----- EXTRACTED TEXT -----

To identify promising co-treatments able to revert the resistant phenotype, we exploited the predictive power of the generated Boolean models and performed an in silico knock-out of key kinases present in the FLT3 ITD-TKD model (ERK1/2, MEK1/2, GSK3A/B, IGF1R, JNK, KRAS, MEK1/2, MTOR, PDPK1, PI3K, p38)

Steady state computation upon each combinatorial inhibition condition

for(cellline in c('JMD', 'TKD')){
  
  # Load the family of 100 best models
  load(paste0('./results/', cellline, '_subfamily_threshold.RData'))
  
  # Get a vector of inhibited kinases in experimental design
  inhibited <- colnames(CNOlist@inhibitors)
  
  # Define the simulation conditions that are inhibited kinases in the 
  # experimental design and four more key signaling kinases
  conditions <- c('tumor', inhibited,
                  'ERK1_2', 'KRAS',
                  'PDPK1', 'IGF1R')
  
  for (condition in conditions){
    
    # Define as a baseline that the starting point are all set to 1
    CNOlist@cues[1,1:3] <- rep(1, 3)
    CNOlist@cues <- t(as.matrix(CNOlist@cues[1,1:3]))
    
    d <- c(1,1,1)
    names(d) <- c('FLT3', 'TNF', 'IGF1R')

-----

[INSTRUCTIONS]
1. Answer these questions from the in silico kinase knock-out text:
(a) Which two cell lines does the outer loop iterate over?
(b) How many best models make up the family that is loaded for each cell line?
(c) Which three names are assigned to the elements of the vector d?
2. Carry on the R code for the in silico kinase knock-out, starting right after its last line.
None of the material is needed.

----- EXCERPTED RECORDS -----

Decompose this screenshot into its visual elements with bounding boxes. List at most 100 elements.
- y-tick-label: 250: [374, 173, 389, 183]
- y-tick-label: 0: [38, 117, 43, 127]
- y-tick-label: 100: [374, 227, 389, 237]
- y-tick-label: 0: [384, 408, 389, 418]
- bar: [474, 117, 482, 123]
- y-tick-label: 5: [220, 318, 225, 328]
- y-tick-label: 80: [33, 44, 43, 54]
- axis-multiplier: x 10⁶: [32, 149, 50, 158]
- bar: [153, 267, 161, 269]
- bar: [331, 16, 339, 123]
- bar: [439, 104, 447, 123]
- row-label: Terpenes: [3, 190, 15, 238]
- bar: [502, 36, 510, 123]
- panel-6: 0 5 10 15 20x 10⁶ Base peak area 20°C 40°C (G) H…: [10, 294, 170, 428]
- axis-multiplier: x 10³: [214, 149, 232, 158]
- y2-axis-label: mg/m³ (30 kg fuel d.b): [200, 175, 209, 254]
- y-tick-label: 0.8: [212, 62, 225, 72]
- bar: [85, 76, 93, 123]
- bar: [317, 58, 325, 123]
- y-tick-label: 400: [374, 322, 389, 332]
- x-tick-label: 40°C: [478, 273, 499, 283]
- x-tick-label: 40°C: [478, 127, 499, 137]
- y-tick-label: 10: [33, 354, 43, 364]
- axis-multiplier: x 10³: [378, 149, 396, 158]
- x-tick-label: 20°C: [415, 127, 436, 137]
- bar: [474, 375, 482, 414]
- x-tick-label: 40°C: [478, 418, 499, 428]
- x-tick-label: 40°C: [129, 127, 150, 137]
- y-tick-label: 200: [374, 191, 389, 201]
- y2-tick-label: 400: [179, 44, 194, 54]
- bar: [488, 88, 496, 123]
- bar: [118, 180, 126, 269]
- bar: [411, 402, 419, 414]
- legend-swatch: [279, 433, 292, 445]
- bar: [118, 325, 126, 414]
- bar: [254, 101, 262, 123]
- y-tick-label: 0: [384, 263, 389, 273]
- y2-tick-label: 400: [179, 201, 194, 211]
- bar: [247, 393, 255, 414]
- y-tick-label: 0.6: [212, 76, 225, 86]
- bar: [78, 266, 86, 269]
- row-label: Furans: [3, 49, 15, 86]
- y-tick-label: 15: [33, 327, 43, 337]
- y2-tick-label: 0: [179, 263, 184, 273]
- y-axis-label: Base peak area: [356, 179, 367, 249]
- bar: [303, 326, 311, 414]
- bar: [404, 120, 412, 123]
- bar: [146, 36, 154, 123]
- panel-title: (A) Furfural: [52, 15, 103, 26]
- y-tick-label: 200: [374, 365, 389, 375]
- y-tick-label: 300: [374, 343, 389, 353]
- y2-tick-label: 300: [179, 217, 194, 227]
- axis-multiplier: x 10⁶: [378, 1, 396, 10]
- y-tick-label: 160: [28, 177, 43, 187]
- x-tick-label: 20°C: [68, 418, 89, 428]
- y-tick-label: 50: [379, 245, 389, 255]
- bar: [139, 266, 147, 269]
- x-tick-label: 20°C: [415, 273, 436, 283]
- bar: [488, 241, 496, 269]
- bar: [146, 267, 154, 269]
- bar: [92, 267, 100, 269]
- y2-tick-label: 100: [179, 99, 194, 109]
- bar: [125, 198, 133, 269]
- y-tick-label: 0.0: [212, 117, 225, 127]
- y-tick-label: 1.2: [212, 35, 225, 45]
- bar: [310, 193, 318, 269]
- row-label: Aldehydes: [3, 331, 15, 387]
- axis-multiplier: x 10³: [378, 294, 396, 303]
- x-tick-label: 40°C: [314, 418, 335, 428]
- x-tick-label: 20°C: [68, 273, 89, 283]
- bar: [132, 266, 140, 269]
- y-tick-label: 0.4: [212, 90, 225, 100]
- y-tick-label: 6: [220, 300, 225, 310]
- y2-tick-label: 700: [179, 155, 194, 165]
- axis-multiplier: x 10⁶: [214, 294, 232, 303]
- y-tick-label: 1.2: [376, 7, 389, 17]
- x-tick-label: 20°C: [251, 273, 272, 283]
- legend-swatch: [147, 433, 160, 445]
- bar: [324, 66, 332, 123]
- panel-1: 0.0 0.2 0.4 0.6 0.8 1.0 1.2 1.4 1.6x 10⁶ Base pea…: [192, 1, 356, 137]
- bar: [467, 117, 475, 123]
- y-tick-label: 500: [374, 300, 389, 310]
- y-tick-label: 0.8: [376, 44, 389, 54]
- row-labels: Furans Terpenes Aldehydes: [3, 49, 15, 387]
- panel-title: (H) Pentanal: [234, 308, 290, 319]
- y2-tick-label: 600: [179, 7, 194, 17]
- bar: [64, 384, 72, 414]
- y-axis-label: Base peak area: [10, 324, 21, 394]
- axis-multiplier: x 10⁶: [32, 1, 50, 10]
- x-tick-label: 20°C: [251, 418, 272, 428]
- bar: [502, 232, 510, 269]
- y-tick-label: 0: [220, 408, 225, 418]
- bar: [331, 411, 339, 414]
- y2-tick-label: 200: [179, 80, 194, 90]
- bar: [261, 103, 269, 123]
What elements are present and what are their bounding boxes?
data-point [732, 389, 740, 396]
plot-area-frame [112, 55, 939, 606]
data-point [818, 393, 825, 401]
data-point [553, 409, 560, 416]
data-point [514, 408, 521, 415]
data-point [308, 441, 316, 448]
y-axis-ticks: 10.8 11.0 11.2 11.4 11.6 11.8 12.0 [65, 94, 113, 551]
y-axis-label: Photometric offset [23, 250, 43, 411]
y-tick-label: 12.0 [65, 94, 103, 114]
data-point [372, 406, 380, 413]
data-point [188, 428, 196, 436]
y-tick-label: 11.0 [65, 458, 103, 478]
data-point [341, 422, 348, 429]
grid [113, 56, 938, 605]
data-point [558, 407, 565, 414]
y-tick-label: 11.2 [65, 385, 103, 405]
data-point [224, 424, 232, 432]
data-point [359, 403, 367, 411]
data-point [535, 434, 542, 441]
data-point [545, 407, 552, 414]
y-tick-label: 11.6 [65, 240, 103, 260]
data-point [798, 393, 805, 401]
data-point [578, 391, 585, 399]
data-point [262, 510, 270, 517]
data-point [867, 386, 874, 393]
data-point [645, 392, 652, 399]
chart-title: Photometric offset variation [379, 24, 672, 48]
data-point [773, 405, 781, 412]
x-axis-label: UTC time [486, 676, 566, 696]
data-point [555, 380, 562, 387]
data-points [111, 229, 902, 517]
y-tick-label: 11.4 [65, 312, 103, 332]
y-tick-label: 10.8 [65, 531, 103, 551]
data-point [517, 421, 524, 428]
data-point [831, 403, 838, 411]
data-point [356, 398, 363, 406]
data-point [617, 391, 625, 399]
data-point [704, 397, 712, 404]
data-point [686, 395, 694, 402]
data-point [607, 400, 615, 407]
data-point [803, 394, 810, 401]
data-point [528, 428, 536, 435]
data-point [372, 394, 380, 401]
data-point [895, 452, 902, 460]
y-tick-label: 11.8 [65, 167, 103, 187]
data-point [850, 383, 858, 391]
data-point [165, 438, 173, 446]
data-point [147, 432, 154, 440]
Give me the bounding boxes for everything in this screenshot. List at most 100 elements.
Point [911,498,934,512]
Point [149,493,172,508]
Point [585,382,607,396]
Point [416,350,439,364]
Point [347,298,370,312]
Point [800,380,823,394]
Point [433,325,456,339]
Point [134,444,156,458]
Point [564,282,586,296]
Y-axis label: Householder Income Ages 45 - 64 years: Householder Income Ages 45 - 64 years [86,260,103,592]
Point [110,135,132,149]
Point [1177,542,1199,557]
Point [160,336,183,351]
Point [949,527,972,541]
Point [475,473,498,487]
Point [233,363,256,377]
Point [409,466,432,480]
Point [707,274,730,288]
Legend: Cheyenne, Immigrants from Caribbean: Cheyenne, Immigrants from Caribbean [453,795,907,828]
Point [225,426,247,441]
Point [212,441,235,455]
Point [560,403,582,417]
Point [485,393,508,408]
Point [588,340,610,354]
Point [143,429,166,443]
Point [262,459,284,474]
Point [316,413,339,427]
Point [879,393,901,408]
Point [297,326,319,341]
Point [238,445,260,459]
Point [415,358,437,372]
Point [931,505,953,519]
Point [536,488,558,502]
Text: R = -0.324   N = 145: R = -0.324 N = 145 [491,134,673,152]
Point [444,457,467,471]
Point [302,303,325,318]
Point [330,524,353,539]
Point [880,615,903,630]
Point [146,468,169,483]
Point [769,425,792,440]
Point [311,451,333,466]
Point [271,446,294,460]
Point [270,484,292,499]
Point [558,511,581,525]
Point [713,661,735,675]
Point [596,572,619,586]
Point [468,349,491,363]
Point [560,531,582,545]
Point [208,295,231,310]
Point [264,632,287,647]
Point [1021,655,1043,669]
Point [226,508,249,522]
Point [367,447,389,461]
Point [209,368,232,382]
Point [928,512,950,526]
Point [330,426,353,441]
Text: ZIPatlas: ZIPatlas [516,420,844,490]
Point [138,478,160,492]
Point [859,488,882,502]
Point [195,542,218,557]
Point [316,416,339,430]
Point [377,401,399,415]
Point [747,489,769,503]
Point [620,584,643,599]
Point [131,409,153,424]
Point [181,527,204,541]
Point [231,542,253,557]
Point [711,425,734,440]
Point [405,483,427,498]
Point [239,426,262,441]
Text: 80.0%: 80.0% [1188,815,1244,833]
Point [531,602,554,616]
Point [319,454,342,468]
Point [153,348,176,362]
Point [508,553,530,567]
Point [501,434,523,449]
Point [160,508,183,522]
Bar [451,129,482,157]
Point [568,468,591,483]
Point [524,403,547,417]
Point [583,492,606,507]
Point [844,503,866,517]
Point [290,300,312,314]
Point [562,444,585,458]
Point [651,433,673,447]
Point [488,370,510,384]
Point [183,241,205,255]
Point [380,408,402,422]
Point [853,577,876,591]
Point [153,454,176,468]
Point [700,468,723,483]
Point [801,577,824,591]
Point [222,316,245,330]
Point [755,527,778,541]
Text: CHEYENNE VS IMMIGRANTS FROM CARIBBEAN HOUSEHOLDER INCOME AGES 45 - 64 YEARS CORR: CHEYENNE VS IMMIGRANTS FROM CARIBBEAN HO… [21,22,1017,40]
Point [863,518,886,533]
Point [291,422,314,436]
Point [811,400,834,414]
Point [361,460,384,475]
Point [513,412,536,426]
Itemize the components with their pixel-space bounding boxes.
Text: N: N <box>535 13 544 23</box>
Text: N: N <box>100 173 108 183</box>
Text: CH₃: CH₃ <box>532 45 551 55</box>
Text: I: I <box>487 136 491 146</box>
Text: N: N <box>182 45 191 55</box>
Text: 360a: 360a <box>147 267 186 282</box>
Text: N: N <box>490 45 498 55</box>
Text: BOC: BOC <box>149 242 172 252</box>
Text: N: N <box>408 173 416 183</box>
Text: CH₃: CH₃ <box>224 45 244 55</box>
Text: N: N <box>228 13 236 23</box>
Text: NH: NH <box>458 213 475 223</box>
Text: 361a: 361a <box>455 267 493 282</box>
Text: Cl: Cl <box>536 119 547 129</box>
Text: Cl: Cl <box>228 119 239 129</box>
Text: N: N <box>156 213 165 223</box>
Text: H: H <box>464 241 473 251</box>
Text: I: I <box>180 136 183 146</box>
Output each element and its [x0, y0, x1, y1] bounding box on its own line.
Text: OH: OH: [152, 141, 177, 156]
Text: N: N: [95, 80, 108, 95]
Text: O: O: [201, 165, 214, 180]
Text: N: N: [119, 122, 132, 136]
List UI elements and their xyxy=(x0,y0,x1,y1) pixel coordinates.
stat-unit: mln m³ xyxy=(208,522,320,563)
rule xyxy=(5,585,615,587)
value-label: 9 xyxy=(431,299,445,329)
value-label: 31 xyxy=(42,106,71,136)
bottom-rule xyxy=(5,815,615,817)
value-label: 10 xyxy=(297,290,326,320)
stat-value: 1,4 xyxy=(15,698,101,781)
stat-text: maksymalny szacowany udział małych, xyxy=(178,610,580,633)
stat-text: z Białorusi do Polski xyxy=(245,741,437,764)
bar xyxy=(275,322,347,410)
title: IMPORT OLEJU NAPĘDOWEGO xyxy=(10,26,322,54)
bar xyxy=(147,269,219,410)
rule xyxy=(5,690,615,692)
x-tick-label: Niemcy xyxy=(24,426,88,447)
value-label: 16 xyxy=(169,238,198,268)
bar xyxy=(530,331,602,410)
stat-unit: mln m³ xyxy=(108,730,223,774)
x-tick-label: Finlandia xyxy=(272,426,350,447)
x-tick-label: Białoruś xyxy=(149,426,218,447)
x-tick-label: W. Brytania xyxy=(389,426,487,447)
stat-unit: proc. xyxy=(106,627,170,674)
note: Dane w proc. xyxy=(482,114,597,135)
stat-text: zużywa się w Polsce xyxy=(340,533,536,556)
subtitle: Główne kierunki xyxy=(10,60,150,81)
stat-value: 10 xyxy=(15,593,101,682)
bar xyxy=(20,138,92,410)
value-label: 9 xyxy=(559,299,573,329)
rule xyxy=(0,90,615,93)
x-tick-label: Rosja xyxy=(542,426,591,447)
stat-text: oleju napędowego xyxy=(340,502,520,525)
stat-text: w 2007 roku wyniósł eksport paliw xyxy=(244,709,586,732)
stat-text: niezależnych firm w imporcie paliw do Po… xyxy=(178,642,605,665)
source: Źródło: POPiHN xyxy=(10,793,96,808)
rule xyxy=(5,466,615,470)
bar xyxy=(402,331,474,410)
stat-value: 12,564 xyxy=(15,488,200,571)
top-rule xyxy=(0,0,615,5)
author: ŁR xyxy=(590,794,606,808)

-----

[ANSWERS BY TASK]
1.
(a) JMD and TKD.
(b) 100.
(c) FLT3, TNF and IGF1R.

2.
    CNOlist@stimuli <-  t(as.matrix(d))
    
    if(condition == 'tumor'){
      # -- TUMOR SIMULATION -- #
      # Remove the FLT3 inhibitor from the design
      CNOlist@inhibitors[1,1] <- 0
      CNOlist@inhibitors <- t(as.matrix(CNOlist@inhibitors[1,1]))
    }else if(condition == 'FLT3'){
      # -- FLT3 INHBITION CONDITION -- #
      # Add the inhibition of FLT3 in inhibitors vector
      in_val <- c(1)
      names(in_val) <- condition
      CNOlist@inhibitors <- t(as.matrix(in_val))
    }else{
      ## -- FLT3 INHIBITION + ONE TARGET KINASE -- ##
      # Add the inhibition of FLT3 and a kinase defined in design vector
      in_val <- c(1, 1)
      names(in_val) <- c('FLT3', condition)
      CNOlist@inhibitors <- t(as.matrix(in_val))
    }
    
    ### -- MANUAL SIMULATION -- ##
    
    # creating object for simulation
    simList <- prep4sim(modelT0) 
    
    matrix_sim_q <- list()
    for(i in c(1)){ #select only the best model
     
      bString <- as.vector(unlist(best_100_models[i,]))
    
      # cutting expanded gates to optimal bString
      modelCut <- cutModel(modelT0, list(bString)[[1]])
      
      # creating a new simList from cutted model
      newSimList <- cutSimList(simList, list(bString)[[1]])
      
      # creating index list
      indexList <- indexFinder(CNOlist, modelT0)
      
      ## ** SIMULATION A T0 (before treatment) ** 
      simResT0 <- simulatorT1(CNOlist=CNOlist, model=modelCut, simList=newSimList,
                              indexList=indexList, mode = 0)
      colnames(simResT0) <- modelT0$namesSpecies
      
      ## ** SIMULATION A T1 (after treatment) **
      simResT1 <- simulatorT1(CNOlist=CNOlist, model=modelCut, simList=newSimList, 
                              indexList=indexList, mode = 1)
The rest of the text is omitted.